Input data:
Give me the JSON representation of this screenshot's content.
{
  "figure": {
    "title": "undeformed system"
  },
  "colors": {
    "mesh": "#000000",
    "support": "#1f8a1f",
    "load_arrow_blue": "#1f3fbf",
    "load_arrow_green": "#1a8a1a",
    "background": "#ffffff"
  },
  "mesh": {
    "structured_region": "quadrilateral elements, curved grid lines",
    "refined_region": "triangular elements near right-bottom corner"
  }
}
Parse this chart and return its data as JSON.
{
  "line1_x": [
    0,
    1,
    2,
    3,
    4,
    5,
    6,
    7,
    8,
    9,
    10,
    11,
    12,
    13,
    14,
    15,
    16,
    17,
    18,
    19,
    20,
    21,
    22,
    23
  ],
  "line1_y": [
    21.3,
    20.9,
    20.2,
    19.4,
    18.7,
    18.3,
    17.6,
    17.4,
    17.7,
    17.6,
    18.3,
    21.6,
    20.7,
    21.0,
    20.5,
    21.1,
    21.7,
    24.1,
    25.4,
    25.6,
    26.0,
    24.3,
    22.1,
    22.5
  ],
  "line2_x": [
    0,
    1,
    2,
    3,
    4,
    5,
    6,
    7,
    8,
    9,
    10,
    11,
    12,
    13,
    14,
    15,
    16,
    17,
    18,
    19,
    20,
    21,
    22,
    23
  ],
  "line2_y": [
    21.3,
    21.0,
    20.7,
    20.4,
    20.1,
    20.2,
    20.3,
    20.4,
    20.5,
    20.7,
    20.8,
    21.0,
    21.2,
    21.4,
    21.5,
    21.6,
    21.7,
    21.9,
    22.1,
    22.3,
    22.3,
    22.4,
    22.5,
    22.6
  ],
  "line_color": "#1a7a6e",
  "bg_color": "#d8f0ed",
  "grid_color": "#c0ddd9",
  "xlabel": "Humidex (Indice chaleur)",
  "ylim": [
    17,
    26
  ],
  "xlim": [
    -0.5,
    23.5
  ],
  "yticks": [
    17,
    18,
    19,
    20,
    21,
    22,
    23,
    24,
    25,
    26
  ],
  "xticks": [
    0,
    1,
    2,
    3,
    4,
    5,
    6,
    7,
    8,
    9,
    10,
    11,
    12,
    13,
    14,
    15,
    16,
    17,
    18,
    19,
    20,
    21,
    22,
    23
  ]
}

Your task:
In the records above, locate each line with the word "elements". Copy all such lines.

Exercise response:
    "structured_region": "quadrilateral elements, curved grid lines",
    "refined_region": "triangular elements near right-bottom corner"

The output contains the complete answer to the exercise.